Repeat the material exactly, leaving nothing out.

[BEGIN Dataset records]

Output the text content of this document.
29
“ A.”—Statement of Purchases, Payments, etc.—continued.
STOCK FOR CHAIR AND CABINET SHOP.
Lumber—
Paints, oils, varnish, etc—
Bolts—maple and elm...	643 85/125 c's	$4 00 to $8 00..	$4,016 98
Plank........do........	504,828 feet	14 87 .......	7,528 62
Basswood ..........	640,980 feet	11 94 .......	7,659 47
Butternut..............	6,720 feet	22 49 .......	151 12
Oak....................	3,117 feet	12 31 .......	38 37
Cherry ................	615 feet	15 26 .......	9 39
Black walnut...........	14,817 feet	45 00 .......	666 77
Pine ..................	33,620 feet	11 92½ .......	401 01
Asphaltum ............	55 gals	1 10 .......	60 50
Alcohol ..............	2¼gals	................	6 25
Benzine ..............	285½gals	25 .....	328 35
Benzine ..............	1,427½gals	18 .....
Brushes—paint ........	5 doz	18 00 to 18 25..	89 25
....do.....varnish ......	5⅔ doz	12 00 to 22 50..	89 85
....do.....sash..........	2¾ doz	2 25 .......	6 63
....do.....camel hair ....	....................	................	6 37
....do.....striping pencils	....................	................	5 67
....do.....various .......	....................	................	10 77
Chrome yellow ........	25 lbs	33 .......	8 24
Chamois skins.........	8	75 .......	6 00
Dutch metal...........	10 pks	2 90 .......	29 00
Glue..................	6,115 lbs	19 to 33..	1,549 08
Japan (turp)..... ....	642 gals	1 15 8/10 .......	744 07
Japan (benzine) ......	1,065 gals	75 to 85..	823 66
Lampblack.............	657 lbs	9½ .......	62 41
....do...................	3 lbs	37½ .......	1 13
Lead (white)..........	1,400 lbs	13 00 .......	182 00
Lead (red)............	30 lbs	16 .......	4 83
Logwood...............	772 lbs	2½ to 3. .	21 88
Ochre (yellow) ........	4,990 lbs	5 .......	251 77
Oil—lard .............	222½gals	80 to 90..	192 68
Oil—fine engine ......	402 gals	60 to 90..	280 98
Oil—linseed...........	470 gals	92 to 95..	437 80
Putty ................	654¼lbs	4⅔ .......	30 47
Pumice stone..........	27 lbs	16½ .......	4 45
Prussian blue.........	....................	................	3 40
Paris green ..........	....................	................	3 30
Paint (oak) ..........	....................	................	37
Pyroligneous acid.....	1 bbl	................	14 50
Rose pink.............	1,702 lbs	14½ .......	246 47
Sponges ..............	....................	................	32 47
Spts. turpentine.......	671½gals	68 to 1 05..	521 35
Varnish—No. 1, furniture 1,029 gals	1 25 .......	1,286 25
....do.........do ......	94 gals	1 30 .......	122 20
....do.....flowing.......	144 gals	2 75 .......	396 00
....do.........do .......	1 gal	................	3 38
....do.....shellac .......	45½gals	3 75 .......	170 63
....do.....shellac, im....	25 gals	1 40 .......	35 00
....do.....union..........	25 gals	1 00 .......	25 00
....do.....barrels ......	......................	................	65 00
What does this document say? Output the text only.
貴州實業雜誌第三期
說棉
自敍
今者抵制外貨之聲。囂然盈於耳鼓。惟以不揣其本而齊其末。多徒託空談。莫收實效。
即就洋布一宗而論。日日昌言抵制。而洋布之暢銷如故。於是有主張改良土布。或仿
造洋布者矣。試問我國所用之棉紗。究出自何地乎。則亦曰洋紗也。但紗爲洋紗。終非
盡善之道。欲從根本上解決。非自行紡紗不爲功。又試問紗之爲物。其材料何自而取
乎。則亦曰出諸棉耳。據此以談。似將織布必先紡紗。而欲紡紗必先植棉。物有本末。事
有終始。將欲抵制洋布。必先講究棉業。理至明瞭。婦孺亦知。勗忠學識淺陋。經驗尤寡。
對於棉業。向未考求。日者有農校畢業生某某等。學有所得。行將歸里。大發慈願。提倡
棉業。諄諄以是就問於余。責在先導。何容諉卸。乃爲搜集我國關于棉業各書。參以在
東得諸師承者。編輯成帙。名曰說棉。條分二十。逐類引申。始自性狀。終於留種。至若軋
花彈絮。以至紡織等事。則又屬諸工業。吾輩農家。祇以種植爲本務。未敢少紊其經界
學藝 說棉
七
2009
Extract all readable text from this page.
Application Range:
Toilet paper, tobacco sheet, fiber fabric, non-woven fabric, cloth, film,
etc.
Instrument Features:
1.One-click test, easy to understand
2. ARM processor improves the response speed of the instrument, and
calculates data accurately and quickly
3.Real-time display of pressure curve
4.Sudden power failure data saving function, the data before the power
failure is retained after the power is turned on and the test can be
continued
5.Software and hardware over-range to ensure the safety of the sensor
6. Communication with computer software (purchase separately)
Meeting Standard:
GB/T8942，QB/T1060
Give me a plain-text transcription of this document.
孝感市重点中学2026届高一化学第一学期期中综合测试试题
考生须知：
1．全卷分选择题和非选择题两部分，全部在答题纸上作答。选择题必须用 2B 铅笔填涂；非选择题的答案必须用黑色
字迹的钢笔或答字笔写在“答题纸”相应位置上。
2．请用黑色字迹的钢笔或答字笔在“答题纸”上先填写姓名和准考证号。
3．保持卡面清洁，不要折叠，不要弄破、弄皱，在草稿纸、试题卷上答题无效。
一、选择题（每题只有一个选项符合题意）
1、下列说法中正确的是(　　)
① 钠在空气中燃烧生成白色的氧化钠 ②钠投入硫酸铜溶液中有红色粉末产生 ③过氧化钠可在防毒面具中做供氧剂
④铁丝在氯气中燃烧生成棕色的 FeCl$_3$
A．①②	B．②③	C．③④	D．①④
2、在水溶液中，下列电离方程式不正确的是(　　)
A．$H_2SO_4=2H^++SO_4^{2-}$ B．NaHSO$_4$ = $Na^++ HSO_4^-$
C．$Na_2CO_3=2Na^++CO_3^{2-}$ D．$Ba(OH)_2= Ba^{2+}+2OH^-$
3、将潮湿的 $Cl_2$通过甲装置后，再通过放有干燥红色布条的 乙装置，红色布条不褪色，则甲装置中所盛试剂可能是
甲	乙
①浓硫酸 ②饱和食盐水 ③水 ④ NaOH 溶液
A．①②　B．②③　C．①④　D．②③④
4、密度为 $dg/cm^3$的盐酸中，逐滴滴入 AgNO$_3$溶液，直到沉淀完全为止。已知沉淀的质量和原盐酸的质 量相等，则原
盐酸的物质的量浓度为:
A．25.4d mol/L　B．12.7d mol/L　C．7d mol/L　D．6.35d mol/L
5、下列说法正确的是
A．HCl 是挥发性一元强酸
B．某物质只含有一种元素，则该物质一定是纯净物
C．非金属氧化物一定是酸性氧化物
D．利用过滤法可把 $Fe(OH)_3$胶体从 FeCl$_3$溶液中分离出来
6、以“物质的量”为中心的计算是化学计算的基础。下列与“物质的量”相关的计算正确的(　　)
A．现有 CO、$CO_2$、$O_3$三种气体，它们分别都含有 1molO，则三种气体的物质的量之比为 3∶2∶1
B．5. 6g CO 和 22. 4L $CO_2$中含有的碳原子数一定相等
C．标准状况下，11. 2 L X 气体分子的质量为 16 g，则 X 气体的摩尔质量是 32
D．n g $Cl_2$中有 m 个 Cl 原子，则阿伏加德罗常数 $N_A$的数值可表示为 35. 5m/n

[END Dataset records]

- **Finished task**
Output the text content of this document.
29
“ A.”—Statement of Purchases, Payments, etc.—continued.
STOCK FOR CHAIR AND CABINET SHOP.
Lumber—
Paints, oils, varnish, etc—
Bolts—maple and elm...	643 85/125 c's	$4 00 to $8 00..	$4,016 98
Plank........do........	504,828 feet	14 87 .......	7,528 62
Basswood ..........	640,980 feet	11 94 .......	7,659 47
Butternut..............	6,720 feet	22 49 .......	151 12
Oak....................	3,117 feet	12 31 .......	38 37
Cherry ................	615 feet	15 26 .......	9 39
Black walnut...........	14,817 feet	45 00 .......	666 77
Pine ..................	33,620 feet	11 92½ .......	401 01
Asphaltum ............	55 gals	1 10 .......	60 50
Alcohol ..............	2¼gals	................	6 25
Benzine ..............	285½gals	25 .....	328 35
Benzine ..............	1,427½gals	18 .....
Brushes—paint ........	5 doz	18 00 to 18 25..	89 25
....do.....varnish ......	5⅔ doz	12 00 to 22 50..	89 85
....do.....sash..........	2¾ doz	2 25 .......	6 63
....do.....camel hair ....	....................	................	6 37
....do.....striping pencils	....................	................	5 67
....do.....various .......	....................	................	10 77
Chrome yellow ........	25 lbs	33 .......	8 24
Chamois skins.........	8	75 .......	6 00
Dutch metal...........	10 pks	2 90 .......	29 00
Glue..................	6,115 lbs	19 to 33..	1,549 08
Japan (turp)..... ....	642 gals	1 15 8/10 .......	744 07
Japan (benzine) ......	1,065 gals	75 to 85..	823 66
Lampblack.............	657 lbs	9½ .......	62 41
....do...................	3 lbs	37½ .......	1 13
Lead (white)..........	1,400 lbs	13 00 .......	182 00
Lead (red)............	30 lbs	16 .......	4 83
Logwood...............	772 lbs	2½ to 3. .	21 88
Ochre (yellow) ........	4,990 lbs	5 .......	251 77
Oil—lard .............	222½gals	80 to 90..	192 68
Oil—fine engine ......	402 gals	60 to 90..	280 98
Oil—linseed...........	470 gals	92 to 95..	437 80
Putty ................	654¼lbs	4⅔ .......	30 47
Pumice stone..........	27 lbs	16½ .......	4 45
Prussian blue.........	....................	................	3 40
Paris green ..........	....................	................	3 30
Paint (oak) ..........	....................	................	37
Pyroligneous acid.....	1 bbl	................	14 50
Rose pink.............	1,702 lbs	14½ .......	246 47
Sponges ..............	....................	................	32 47
Spts. turpentine.......	671½gals	68 to 1 05..	521 35
Varnish—No. 1, furniture 1,029 gals	1 25 .......	1,286 25
....do.........do ......	94 gals	1 30 .......	122 20
....do.....flowing.......	144 gals	2 75 .......	396 00
....do.........do .......	1 gal	................	3 38
....do.....shellac .......	45½gals	3 75 .......	170 63
....do.....shellac, im....	25 gals	1 40 .......	35 00
....do.....union..........	25 gals	1 00 .......	25 00
....do.....barrels ......	......................	................	65 00
What does this document say? Output the text only.
貴州實業雜誌第三期
說棉
自敍
今者抵制外貨之聲。囂然盈於耳鼓。惟以不揣其本而齊其末。多徒託空談。莫收實效。
即就洋布一宗而論。日日昌言抵制。而洋布之暢銷如故。於是有主張改良土布。或仿
造洋布者矣。試問我國所用之棉紗。究出自何地乎。則亦曰洋紗也。但紗爲洋紗。終非
盡善之道。欲從根本上解決。非自行紡紗不爲功。又試問紗之爲物。其材料何自而取
乎。則亦曰出諸棉耳。據此以談。似將織布必先紡紗。而欲紡紗必先植棉。物有本末。事
有終始。將欲抵制洋布。必先講究棉業。理至明瞭。婦孺亦知。勗忠學識淺陋。經驗尤寡。
對於棉業。向未考求。日者有農校畢業生某某等。學有所得。行將歸里。大發慈願。提倡
棉業。諄諄以是就問於余。責在先導。何容諉卸。乃爲搜集我國關于棉業各書。參以在
東得諸師承者。編輯成帙。名曰說棉。條分二十。逐類引申。始自性狀。終於留種。至若軋
花彈絮。以至紡織等事。則又屬諸工業。吾輩農家。祇以種植爲本務。未敢少紊其經界
學藝 說棉
七
2009
Extract all readable text from this page.
Application Range:
Toilet paper, tobacco sheet, fiber fabric, non-woven fabric, cloth, film,
etc.
Instrument Features:
1.One-click test, easy to understand
2. ARM processor improves the response speed of the instrument, and
calculates data accurately and quickly
3.Real-time display of pressure curve
4.Sudden power failure data saving function, the data before the power
failure is retained after the power is turned on and the test can be
continued
5.Software and hardware over-range to ensure the safety of the sensor
6. Communication with computer software (purchase separately)
Meeting Standard:
GB/T8942，QB/T1060
Give me a plain-text transcription of this document.
孝感市重点中学2026届高一化学第一学期期中综合测试试题
考生须知：
1．全卷分选择题和非选择题两部分，全部在答题纸上作答。选择题必须用 2B 铅笔填涂；非选择题的答案必须用黑色
字迹的钢笔或答字笔写在“答题纸”相应位置上。
2．请用黑色字迹的钢笔或答字笔在“答题纸”上先填写姓名和准考证号。
3．保持卡面清洁，不要折叠，不要弄破、弄皱，在草稿纸、试题卷上答题无效。
一、选择题（每题只有一个选项符合题意）
1、下列说法中正确的是(　　)
① 钠在空气中燃烧生成白色的氧化钠 ②钠投入硫酸铜溶液中有红色粉末产生 ③过氧化钠可在防毒面具中做供氧剂
④铁丝在氯气中燃烧生成棕色的 FeCl$_3$
A．①②	B．②③	C．③④	D．①④
2、在水溶液中，下列电离方程式不正确的是(　　)
A．$H_2SO_4=2H^++SO_4^{2-}$ B．NaHSO$_4$ = $Na^++ HSO_4^-$
C．$Na_2CO_3=2Na^++CO_3^{2-}$ D．$Ba(OH)_2= Ba^{2+}+2OH^-$
3、将潮湿的 $Cl_2$通过甲装置后，再通过放有干燥红色布条的 乙装置，红色布条不褪色，则甲装置中所盛试剂可能是
甲	乙
①浓硫酸 ②饱和食盐水 ③水 ④ NaOH 溶液
A．①②　B．②③　C．①④　D．②③④
4、密度为 $dg/cm^3$的盐酸中，逐滴滴入 AgNO$_3$溶液，直到沉淀完全为止。已知沉淀的质量和原盐酸的质 量相等，则原
盐酸的物质的量浓度为:
A．25.4d mol/L　B．12.7d mol/L　C．7d mol/L　D．6.35d mol/L
5、下列说法正确的是
A．HCl 是挥发性一元强酸
B．某物质只含有一种元素，则该物质一定是纯净物
C．非金属氧化物一定是酸性氧化物
D．利用过滤法可把 $Fe(OH)_3$胶体从 FeCl$_3$溶液中分离出来
6、以“物质的量”为中心的计算是化学计算的基础。下列与“物质的量”相关的计算正确的(　　)
A．现有 CO、$CO_2$、$O_3$三种气体，它们分别都含有 1molO，则三种气体的物质的量之比为 3∶2∶1
B．5. 6g CO 和 22. 4L $CO_2$中含有的碳原子数一定相等
C．标准状况下，11. 2 L X 气体分子的质量为 16 g，则 X 气体的摩尔质量是 32
D．n g $Cl_2$中有 m 个 Cl 原子，则阿伏加德罗常数 $N_A$的数值可表示为 35. 5m/n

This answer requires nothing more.